■ Exercise aim: Say the number of lines containing the string "Problems", and say nothing else.

>> Start Supplied records

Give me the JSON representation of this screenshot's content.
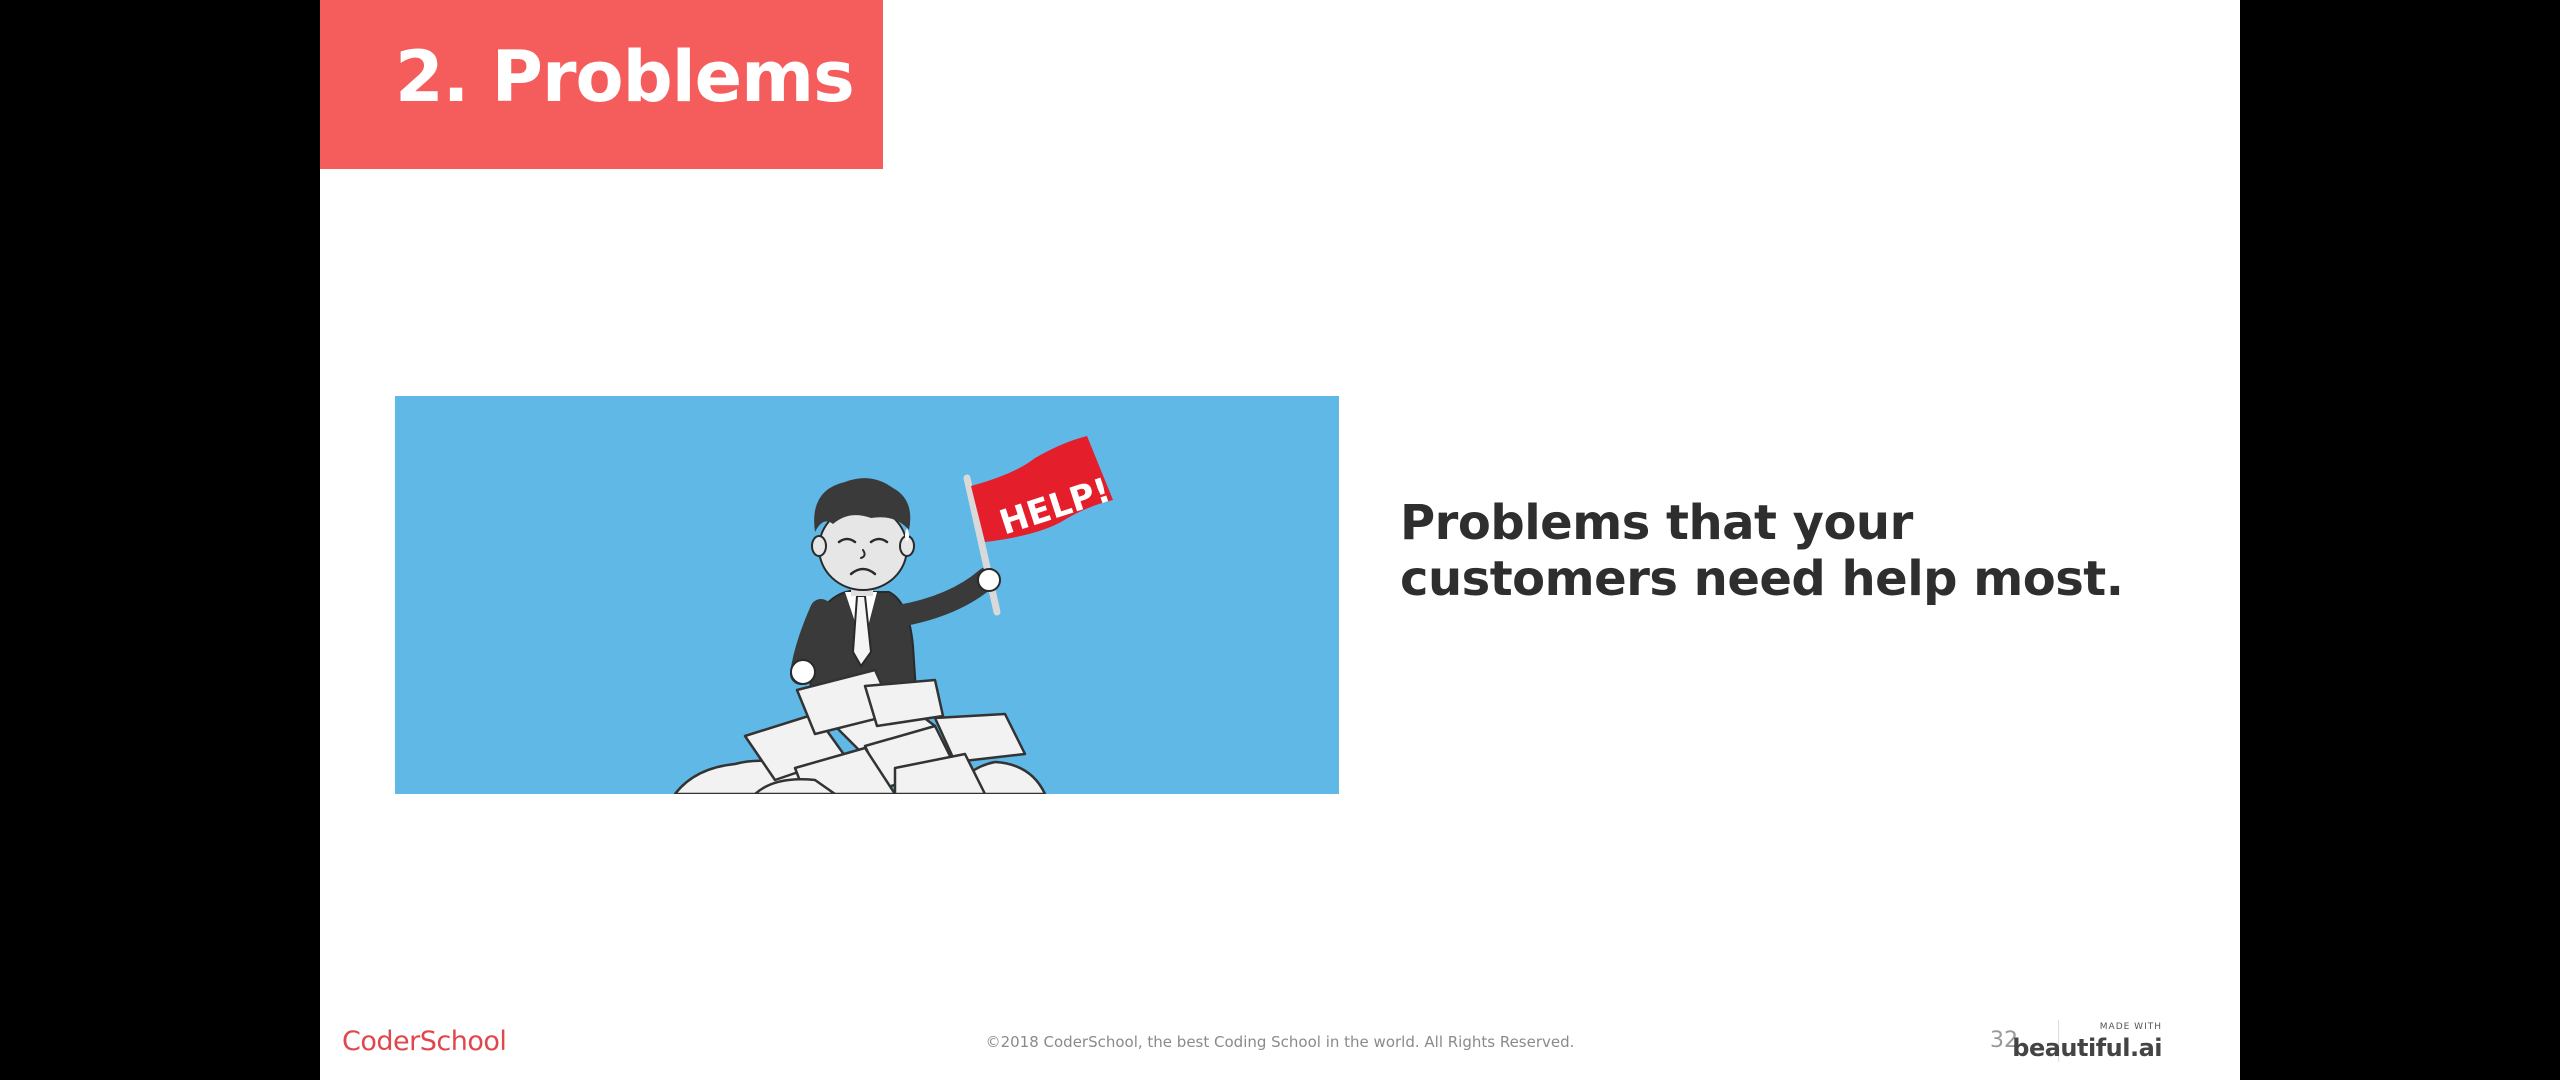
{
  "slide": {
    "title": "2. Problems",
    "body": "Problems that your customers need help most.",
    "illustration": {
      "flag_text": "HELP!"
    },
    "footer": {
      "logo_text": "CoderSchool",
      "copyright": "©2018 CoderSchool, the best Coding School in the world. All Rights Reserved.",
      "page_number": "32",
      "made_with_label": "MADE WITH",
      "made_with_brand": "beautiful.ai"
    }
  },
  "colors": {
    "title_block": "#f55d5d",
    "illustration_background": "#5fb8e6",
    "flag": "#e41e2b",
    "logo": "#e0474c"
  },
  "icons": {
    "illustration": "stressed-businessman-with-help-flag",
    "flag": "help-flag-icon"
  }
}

>> End Supplied records
>> Start Supplied records

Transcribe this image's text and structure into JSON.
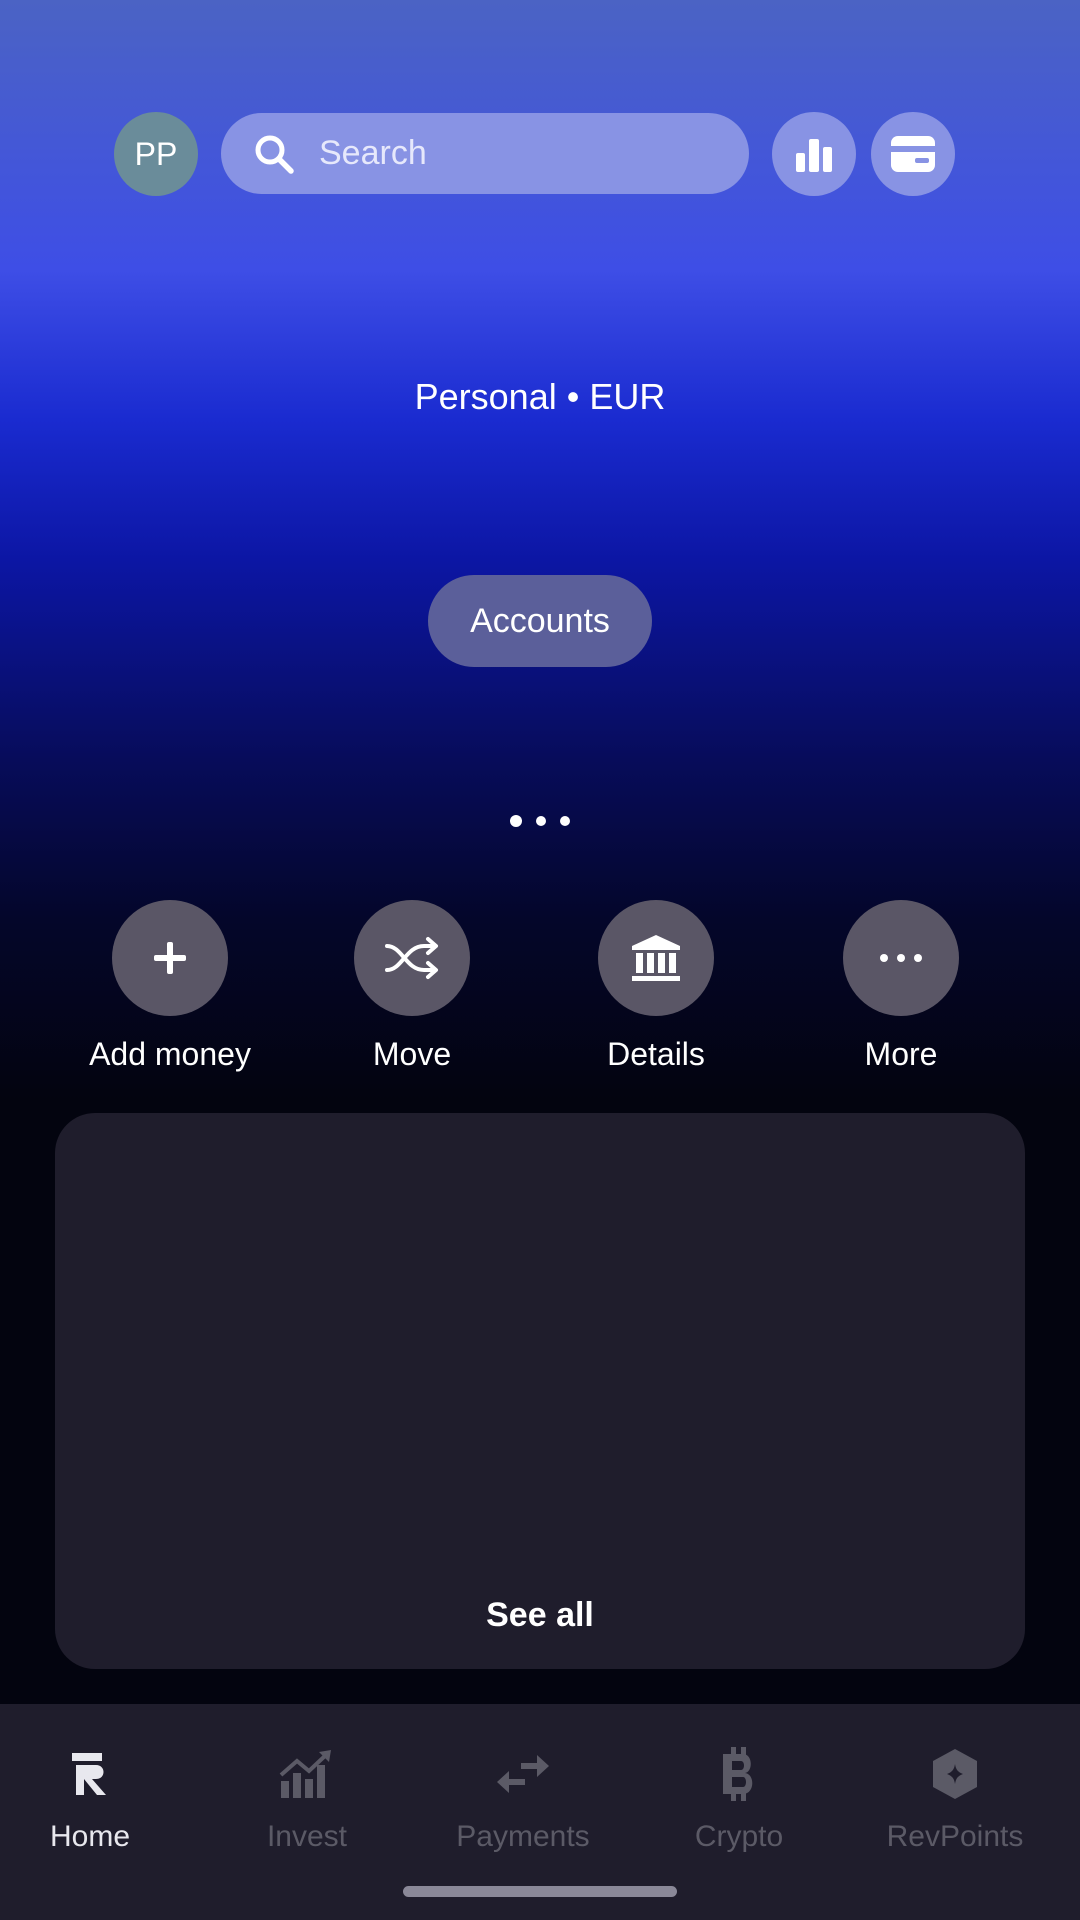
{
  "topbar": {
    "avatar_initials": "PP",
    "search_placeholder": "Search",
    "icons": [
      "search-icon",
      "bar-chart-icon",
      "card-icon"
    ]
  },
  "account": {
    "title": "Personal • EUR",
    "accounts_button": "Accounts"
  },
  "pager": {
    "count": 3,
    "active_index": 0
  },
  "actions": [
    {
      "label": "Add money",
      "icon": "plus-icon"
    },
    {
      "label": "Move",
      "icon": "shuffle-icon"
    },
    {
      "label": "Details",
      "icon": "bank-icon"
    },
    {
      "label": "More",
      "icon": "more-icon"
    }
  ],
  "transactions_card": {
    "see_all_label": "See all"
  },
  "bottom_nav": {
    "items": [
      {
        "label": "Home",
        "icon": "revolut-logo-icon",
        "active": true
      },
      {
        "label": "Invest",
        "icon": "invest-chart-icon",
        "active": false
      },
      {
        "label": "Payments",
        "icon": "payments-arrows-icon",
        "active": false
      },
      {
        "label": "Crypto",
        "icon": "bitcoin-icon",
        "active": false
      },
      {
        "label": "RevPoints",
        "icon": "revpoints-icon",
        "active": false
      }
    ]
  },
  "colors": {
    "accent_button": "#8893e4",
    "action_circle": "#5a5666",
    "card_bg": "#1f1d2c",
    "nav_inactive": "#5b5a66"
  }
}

>> End Supplied records
>> Start Supplied records

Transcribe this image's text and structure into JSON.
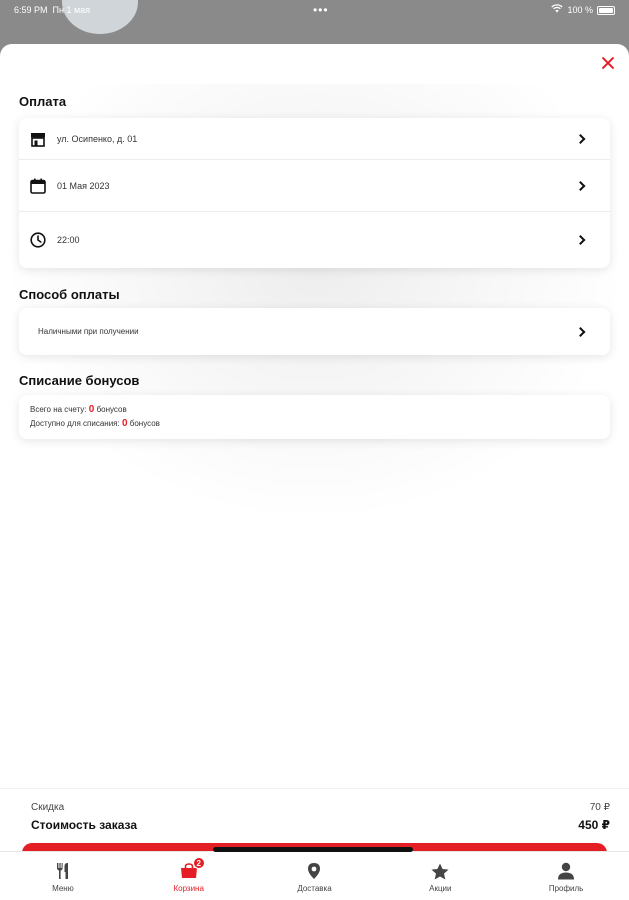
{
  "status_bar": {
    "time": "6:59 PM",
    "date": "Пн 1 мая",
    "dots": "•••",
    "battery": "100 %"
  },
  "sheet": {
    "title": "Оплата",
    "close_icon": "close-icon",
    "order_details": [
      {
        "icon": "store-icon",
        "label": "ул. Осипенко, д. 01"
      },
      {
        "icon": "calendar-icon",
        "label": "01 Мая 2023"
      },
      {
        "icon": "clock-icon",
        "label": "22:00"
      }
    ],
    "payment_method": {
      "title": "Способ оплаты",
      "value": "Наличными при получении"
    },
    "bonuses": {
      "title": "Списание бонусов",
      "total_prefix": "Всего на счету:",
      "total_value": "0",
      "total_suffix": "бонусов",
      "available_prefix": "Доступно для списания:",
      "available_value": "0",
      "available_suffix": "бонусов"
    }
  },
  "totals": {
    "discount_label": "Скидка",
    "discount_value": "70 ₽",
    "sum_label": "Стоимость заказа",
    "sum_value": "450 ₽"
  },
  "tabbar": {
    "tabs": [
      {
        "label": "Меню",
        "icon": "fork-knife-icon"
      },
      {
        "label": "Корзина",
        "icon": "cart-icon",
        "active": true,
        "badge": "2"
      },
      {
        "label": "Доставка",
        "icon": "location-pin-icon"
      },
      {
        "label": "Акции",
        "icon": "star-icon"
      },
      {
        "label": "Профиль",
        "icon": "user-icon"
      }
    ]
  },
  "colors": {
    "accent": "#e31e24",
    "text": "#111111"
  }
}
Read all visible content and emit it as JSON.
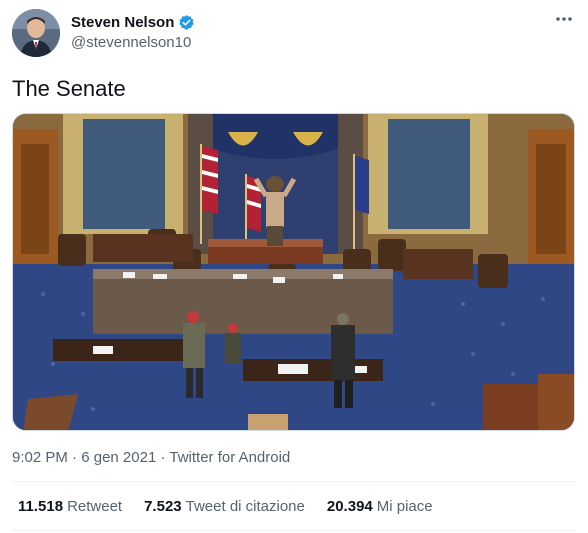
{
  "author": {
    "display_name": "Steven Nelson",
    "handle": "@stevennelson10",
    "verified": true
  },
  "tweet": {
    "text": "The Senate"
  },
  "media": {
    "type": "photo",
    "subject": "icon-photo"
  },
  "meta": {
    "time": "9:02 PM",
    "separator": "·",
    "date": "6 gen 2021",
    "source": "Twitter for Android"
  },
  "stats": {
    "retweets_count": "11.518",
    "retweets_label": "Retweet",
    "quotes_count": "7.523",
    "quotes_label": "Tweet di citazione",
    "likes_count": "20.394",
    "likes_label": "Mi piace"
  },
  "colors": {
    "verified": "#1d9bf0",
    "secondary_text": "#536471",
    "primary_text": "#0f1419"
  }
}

>> End Supplied records

■ Written solution: 2